JOB:
Repeat, without any change, the entries presented below.

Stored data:
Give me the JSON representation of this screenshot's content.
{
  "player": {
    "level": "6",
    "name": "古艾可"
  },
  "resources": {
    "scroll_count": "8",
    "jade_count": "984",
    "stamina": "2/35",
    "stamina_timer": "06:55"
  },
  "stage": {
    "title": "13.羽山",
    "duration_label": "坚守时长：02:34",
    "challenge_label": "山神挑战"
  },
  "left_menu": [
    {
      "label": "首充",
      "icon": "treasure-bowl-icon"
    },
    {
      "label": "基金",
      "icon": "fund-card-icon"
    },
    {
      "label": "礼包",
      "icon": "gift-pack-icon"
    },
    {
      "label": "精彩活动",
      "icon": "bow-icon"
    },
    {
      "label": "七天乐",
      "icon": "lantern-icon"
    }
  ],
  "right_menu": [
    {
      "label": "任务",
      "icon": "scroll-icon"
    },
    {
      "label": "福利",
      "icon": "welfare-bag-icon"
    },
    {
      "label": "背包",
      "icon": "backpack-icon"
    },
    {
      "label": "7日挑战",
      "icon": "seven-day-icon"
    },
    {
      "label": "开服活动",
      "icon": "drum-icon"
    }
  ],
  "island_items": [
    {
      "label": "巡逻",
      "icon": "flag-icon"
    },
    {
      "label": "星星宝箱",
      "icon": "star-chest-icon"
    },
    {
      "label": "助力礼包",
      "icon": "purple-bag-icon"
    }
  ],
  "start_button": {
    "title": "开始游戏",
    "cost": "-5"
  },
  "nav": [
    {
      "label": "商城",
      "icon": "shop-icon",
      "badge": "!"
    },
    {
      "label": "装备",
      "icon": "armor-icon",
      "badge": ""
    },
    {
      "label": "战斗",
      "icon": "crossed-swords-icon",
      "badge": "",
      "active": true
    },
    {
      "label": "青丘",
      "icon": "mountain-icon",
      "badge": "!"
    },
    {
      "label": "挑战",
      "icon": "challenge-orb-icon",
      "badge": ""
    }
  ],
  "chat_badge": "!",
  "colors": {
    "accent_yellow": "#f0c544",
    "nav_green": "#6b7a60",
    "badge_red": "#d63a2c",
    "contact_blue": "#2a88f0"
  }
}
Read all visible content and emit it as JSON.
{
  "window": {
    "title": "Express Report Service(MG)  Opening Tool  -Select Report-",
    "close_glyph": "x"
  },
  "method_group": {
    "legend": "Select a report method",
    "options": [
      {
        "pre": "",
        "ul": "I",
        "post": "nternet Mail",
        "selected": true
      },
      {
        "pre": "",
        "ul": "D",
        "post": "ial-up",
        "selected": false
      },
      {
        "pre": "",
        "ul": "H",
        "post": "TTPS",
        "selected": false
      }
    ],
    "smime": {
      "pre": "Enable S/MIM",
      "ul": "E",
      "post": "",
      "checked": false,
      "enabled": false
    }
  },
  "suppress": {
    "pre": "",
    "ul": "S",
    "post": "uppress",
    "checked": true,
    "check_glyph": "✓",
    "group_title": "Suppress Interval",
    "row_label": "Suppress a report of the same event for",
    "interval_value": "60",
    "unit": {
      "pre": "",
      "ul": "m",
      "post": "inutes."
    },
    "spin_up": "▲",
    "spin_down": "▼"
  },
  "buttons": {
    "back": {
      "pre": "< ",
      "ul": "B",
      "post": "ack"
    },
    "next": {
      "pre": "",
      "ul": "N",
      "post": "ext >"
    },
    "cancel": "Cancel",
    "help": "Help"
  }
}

REPLY:
Give me the JSON representation of this screenshot's content.
{
  "player": {
    "level": "6",
    "name": "古艾可"
  },
  "resources": {
    "scroll_count": "8",
    "jade_count": "984",
    "stamina": "2/35",
    "stamina_timer": "06:55"
  },
  "stage": {
    "title": "13.羽山",
    "duration_label": "坚守时长：02:34",
    "challenge_label": "山神挑战"
  },
  "left_menu": [
    {
      "label": "首充",
      "icon": "treasure-bowl-icon"
    },
    {
      "label": "基金",
      "icon": "fund-card-icon"
    },
    {
      "label": "礼包",
      "icon": "gift-pack-icon"
    },
    {
      "label": "精彩活动",
      "icon": "bow-icon"
    },
    {
      "label": "七天乐",
      "icon": "lantern-icon"
    }
  ],
  "right_menu": [
    {
      "label": "任务",
      "icon": "scroll-icon"
    },
    {
      "label": "福利",
      "icon": "welfare-bag-icon"
    },
    {
      "label": "背包",
      "icon": "backpack-icon"
    },
    {
      "label": "7日挑战",
      "icon": "seven-day-icon"
    },
    {
      "label": "开服活动",
      "icon": "drum-icon"
    }
  ],
  "island_items": [
    {
      "label": "巡逻",
      "icon": "flag-icon"
    },
    {
      "label": "星星宝箱",
      "icon": "star-chest-icon"
    },
    {
      "label": "助力礼包",
      "icon": "purple-bag-icon"
    }
  ],
  "start_button": {
    "title": "开始游戏",
    "cost": "-5"
  },
  "nav": [
    {
      "label": "商城",
      "icon": "shop-icon",
      "badge": "!"
    },
    {
      "label": "装备",
      "icon": "armor-icon",
      "badge": ""
    },
    {
      "label": "战斗",
      "icon": "crossed-swords-icon",
      "badge": "",
      "active": true
    },
    {
      "label": "青丘",
      "icon": "mountain-icon",
      "badge": "!"
    },
    {
      "label": "挑战",
      "icon": "challenge-orb-icon",
      "badge": ""
    }
  ],
  "chat_badge": "!",
  "colors": {
    "accent_yellow": "#f0c544",
    "nav_green": "#6b7a60",
    "badge_red": "#d63a2c",
    "contact_blue": "#2a88f0"
  }
}
Read all visible content and emit it as JSON.
{
  "window": {
    "title": "Express Report Service(MG)  Opening Tool  -Select Report-",
    "close_glyph": "x"
  },
  "method_group": {
    "legend": "Select a report method",
    "options": [
      {
        "pre": "",
        "ul": "I",
        "post": "nternet Mail",
        "selected": true
      },
      {
        "pre": "",
        "ul": "D",
        "post": "ial-up",
        "selected": false
      },
      {
        "pre": "",
        "ul": "H",
        "post": "TTPS",
        "selected": false
      }
    ],
    "smime": {
      "pre": "Enable S/MIM",
      "ul": "E",
      "post": "",
      "checked": false,
      "enabled": false
    }
  },
  "suppress": {
    "pre": "",
    "ul": "S",
    "post": "uppress",
    "checked": true,
    "check_glyph": "✓",
    "group_title": "Suppress Interval",
    "row_label": "Suppress a report of the same event for",
    "interval_value": "60",
    "unit": {
      "pre": "",
      "ul": "m",
      "post": "inutes."
    },
    "spin_up": "▲",
    "spin_down": "▼"
  },
  "buttons": {
    "back": {
      "pre": "< ",
      "ul": "B",
      "post": "ack"
    },
    "next": {
      "pre": "",
      "ul": "N",
      "post": "ext >"
    },
    "cancel": "Cancel",
    "help": "Help"
  }
}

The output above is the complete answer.